● STATED EXERCISE: Return all lines with the word "text" in them.

Dataset items:
Start

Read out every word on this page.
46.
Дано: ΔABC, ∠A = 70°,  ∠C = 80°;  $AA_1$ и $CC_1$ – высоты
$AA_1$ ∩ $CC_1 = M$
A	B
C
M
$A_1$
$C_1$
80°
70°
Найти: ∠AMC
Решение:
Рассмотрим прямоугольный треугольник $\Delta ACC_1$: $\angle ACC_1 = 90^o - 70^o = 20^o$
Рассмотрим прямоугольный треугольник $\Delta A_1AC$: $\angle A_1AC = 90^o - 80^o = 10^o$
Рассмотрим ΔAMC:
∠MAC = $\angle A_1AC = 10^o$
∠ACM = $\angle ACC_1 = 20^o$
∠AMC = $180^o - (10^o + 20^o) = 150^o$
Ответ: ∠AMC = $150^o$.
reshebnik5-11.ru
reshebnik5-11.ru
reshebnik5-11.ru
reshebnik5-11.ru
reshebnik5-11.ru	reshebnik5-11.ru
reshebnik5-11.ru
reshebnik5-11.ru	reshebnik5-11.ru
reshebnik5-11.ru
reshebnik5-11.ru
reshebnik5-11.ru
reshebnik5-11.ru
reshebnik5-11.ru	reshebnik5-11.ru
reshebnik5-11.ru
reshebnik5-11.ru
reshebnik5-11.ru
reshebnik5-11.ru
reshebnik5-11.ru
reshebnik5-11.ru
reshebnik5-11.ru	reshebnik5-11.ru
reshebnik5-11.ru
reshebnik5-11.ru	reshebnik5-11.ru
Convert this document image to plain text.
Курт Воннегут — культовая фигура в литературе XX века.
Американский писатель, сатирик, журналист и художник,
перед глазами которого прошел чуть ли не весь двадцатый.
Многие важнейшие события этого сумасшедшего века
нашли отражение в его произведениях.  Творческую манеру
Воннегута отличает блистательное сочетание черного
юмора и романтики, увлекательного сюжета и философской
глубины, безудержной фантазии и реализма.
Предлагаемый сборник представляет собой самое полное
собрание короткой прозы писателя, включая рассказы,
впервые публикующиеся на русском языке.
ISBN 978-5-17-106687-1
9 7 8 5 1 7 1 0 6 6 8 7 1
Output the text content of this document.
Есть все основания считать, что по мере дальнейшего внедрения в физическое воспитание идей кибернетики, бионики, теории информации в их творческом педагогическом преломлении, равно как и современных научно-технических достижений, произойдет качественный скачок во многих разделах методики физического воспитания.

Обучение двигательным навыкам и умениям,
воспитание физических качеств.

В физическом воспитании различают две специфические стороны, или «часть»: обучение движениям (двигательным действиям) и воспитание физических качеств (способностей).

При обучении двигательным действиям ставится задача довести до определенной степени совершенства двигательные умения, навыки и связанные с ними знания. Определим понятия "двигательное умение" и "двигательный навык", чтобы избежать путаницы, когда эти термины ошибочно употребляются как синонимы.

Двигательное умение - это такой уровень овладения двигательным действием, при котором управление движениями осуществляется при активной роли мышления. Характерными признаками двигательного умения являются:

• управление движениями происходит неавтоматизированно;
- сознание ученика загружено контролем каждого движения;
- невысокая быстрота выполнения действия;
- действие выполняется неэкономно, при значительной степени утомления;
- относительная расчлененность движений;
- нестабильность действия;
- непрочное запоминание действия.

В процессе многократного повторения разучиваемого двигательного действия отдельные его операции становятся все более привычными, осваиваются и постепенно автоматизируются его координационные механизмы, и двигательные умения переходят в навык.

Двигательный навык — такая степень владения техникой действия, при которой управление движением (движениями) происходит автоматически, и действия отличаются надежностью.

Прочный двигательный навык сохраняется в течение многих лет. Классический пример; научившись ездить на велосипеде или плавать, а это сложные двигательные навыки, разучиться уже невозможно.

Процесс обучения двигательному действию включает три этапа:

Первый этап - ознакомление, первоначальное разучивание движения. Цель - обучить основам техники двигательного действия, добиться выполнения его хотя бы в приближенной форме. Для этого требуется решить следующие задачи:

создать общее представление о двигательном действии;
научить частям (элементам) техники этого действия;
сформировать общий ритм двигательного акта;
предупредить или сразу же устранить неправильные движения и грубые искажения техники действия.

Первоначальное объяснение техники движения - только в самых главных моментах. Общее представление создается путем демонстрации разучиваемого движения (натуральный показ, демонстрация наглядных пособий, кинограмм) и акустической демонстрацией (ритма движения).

End

● TASK ANSWER:
Convert this document image to plain text.
Output the text content of this document.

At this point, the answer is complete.